§ What to do: Reproduce the data below verbatim, line for line.

§ Element and coordinate records:

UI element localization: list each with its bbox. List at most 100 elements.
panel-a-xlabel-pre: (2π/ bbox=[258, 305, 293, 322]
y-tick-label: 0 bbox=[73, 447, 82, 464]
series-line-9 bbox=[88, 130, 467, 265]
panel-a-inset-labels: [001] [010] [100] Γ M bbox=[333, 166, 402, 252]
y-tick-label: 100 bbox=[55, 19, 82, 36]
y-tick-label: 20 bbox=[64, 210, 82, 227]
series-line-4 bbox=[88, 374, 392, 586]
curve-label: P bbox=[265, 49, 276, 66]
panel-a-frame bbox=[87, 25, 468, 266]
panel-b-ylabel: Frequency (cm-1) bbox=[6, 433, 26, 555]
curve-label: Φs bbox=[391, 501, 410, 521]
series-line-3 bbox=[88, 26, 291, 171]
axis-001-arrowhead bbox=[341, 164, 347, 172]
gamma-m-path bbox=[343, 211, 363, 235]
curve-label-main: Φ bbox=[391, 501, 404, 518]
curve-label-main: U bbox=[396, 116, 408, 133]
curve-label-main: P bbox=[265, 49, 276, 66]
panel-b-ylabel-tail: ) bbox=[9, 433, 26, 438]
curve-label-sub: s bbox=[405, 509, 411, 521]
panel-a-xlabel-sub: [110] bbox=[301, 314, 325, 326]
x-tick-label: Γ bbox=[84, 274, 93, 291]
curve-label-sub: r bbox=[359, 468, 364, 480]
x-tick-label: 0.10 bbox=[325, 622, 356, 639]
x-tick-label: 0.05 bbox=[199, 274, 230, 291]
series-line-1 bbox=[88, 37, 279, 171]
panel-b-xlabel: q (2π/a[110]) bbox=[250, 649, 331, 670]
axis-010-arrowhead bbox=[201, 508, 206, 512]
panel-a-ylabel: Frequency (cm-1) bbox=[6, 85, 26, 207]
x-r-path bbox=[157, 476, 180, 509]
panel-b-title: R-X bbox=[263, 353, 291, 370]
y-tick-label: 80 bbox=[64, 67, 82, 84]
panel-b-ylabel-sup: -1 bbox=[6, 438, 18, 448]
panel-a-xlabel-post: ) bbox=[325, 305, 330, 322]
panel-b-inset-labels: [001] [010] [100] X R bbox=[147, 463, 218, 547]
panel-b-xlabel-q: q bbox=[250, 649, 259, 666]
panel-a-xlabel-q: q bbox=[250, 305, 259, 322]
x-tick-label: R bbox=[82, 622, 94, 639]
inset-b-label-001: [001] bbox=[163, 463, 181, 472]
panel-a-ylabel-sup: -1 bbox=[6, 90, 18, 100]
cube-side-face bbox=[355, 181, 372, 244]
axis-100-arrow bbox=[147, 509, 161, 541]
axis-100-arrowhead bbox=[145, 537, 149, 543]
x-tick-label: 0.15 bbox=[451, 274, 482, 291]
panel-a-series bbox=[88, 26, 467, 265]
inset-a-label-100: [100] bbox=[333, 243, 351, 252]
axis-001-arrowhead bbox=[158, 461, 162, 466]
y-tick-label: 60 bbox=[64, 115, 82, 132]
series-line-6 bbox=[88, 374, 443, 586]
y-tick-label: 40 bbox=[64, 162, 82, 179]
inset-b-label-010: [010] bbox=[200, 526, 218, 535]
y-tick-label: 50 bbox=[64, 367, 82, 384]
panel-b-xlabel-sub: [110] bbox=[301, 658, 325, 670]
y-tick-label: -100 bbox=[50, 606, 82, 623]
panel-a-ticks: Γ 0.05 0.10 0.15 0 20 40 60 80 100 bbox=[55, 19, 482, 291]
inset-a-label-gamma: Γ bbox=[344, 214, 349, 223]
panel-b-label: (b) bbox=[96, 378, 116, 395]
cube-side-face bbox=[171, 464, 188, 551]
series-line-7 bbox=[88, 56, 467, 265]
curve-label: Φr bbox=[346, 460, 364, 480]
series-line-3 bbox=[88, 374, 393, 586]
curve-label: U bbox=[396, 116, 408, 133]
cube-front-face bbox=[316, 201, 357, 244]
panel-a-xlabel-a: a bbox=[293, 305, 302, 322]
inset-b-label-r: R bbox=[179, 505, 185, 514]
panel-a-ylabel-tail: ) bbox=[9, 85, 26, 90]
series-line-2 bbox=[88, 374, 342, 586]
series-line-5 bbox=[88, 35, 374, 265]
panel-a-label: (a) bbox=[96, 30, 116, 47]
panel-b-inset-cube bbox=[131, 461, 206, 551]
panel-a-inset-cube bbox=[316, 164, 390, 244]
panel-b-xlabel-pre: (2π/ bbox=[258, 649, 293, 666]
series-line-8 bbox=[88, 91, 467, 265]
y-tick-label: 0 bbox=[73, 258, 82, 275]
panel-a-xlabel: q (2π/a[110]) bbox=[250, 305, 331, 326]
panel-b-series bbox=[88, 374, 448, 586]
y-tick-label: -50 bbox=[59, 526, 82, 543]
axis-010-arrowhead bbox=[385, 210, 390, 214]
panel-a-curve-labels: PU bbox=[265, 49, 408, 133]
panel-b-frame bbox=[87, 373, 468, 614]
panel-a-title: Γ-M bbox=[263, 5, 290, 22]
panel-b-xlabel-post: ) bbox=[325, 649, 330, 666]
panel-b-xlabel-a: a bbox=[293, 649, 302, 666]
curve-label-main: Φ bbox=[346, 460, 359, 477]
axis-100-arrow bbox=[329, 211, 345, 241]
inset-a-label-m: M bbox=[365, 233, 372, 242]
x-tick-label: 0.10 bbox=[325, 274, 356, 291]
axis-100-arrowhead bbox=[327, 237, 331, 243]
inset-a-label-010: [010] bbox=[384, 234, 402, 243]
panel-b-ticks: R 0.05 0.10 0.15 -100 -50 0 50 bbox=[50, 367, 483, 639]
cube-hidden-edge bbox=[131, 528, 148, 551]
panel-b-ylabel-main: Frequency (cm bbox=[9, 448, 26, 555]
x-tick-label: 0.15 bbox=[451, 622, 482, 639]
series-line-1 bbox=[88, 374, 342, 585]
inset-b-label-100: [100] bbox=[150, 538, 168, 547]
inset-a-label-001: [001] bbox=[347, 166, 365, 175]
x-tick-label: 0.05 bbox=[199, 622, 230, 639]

§ Response below:
UI element localization: list each with its bbox. List at most 100 elements.
panel-a-xlabel-pre: (2π/ bbox=[258, 305, 293, 322]
y-tick-label: 0 bbox=[73, 447, 82, 464]
series-line-9 bbox=[88, 130, 467, 265]
panel-a-inset-labels: [001] [010] [100] Γ M bbox=[333, 166, 402, 252]
y-tick-label: 100 bbox=[55, 19, 82, 36]
y-tick-label: 20 bbox=[64, 210, 82, 227]
series-line-4 bbox=[88, 374, 392, 586]
curve-label: P bbox=[265, 49, 276, 66]
panel-a-frame bbox=[87, 25, 468, 266]
panel-b-ylabel: Frequency (cm-1) bbox=[6, 433, 26, 555]
curve-label: Φs bbox=[391, 501, 410, 521]
series-line-3 bbox=[88, 26, 291, 171]
axis-001-arrowhead bbox=[341, 164, 347, 172]
gamma-m-path bbox=[343, 211, 363, 235]
curve-label-main: Φ bbox=[391, 501, 404, 518]
curve-label-main: U bbox=[396, 116, 408, 133]
curve-label-main: P bbox=[265, 49, 276, 66]
panel-b-ylabel-tail: ) bbox=[9, 433, 26, 438]
curve-label-sub: s bbox=[405, 509, 411, 521]
panel-a-xlabel-sub: [110] bbox=[301, 314, 325, 326]
x-tick-label: Γ bbox=[84, 274, 93, 291]
curve-label-sub: r bbox=[359, 468, 364, 480]
x-tick-label: 0.10 bbox=[325, 622, 356, 639]
x-tick-label: 0.05 bbox=[199, 274, 230, 291]
series-line-1 bbox=[88, 37, 279, 171]
panel-b-xlabel: q (2π/a[110]) bbox=[250, 649, 331, 670]
axis-010-arrowhead bbox=[201, 508, 206, 512]
panel-a-ylabel: Frequency (cm-1) bbox=[6, 85, 26, 207]
x-r-path bbox=[157, 476, 180, 509]
panel-b-title: R-X bbox=[263, 353, 291, 370]
y-tick-label: 80 bbox=[64, 67, 82, 84]
panel-b-ylabel-sup: -1 bbox=[6, 438, 18, 448]
panel-a-xlabel-post: ) bbox=[325, 305, 330, 322]
panel-b-inset-labels: [001] [010] [100] X R bbox=[147, 463, 218, 547]
panel-b-xlabel-q: q bbox=[250, 649, 259, 666]
panel-a-xlabel-q: q bbox=[250, 305, 259, 322]
x-tick-label: R bbox=[82, 622, 94, 639]
inset-b-label-001: [001] bbox=[163, 463, 181, 472]
panel-a-ylabel-sup: -1 bbox=[6, 90, 18, 100]
cube-side-face bbox=[355, 181, 372, 244]
axis-100-arrow bbox=[147, 509, 161, 541]
axis-100-arrowhead bbox=[145, 537, 149, 543]
x-tick-label: 0.15 bbox=[451, 274, 482, 291]
panel-a-series bbox=[88, 26, 467, 265]
inset-a-label-100: [100] bbox=[333, 243, 351, 252]
axis-001-arrowhead bbox=[158, 461, 162, 466]
y-tick-label: 60 bbox=[64, 115, 82, 132]
series-line-6 bbox=[88, 374, 443, 586]
y-tick-label: 40 bbox=[64, 162, 82, 179]
inset-b-label-010: [010] bbox=[200, 526, 218, 535]
y-tick-label: 50 bbox=[64, 367, 82, 384]
panel-b-xlabel-sub: [110] bbox=[301, 658, 325, 670]
y-tick-label: -100 bbox=[50, 606, 82, 623]
panel-a-ticks: Γ 0.05 0.10 0.15 0 20 40 60 80 100 bbox=[55, 19, 482, 291]
inset-a-label-gamma: Γ bbox=[344, 214, 349, 223]
panel-b-label: (b) bbox=[96, 378, 116, 395]
cube-side-face bbox=[171, 464, 188, 551]
series-line-7 bbox=[88, 56, 467, 265]
curve-label: Φr bbox=[346, 460, 364, 480]
series-line-3 bbox=[88, 374, 393, 586]
curve-label: U bbox=[396, 116, 408, 133]
cube-front-face bbox=[316, 201, 357, 244]
panel-a-xlabel-a: a bbox=[293, 305, 302, 322]
inset-b-label-r: R bbox=[179, 505, 185, 514]
panel-a-ylabel-tail: ) bbox=[9, 85, 26, 90]
series-line-2 bbox=[88, 374, 342, 586]
series-line-5 bbox=[88, 35, 374, 265]
panel-a-label: (a) bbox=[96, 30, 116, 47]
panel-b-inset-cube bbox=[131, 461, 206, 551]
panel-a-inset-cube bbox=[316, 164, 390, 244]
panel-b-xlabel-pre: (2π/ bbox=[258, 649, 293, 666]
series-line-8 bbox=[88, 91, 467, 265]
y-tick-label: 0 bbox=[73, 258, 82, 275]
panel-a-xlabel: q (2π/a[110]) bbox=[250, 305, 331, 326]
panel-b-series bbox=[88, 374, 448, 586]
y-tick-label: -50 bbox=[59, 526, 82, 543]
axis-010-arrowhead bbox=[385, 210, 390, 214]
panel-a-curve-labels: PU bbox=[265, 49, 408, 133]
panel-b-frame bbox=[87, 373, 468, 614]
panel-a-title: Γ-M bbox=[263, 5, 290, 22]
panel-b-xlabel-post: ) bbox=[325, 649, 330, 666]
panel-b-xlabel-a: a bbox=[293, 649, 302, 666]
curve-label-main: Φ bbox=[346, 460, 359, 477]
axis-100-arrow bbox=[329, 211, 345, 241]
inset-a-label-m: M bbox=[365, 233, 372, 242]
x-tick-label: 0.10 bbox=[325, 274, 356, 291]
axis-100-arrowhead bbox=[327, 237, 331, 243]
inset-a-label-010: [010] bbox=[384, 234, 402, 243]
panel-b-ticks: R 0.05 0.10 0.15 -100 -50 0 50 bbox=[50, 367, 483, 639]
cube-hidden-edge bbox=[131, 528, 148, 551]
panel-b-ylabel-main: Frequency (cm bbox=[9, 448, 26, 555]
x-tick-label: 0.15 bbox=[451, 622, 482, 639]
series-line-1 bbox=[88, 374, 342, 585]
inset-b-label-100: [100] bbox=[150, 538, 168, 547]
inset-a-label-001: [001] bbox=[347, 166, 365, 175]
x-tick-label: 0.05 bbox=[199, 622, 230, 639]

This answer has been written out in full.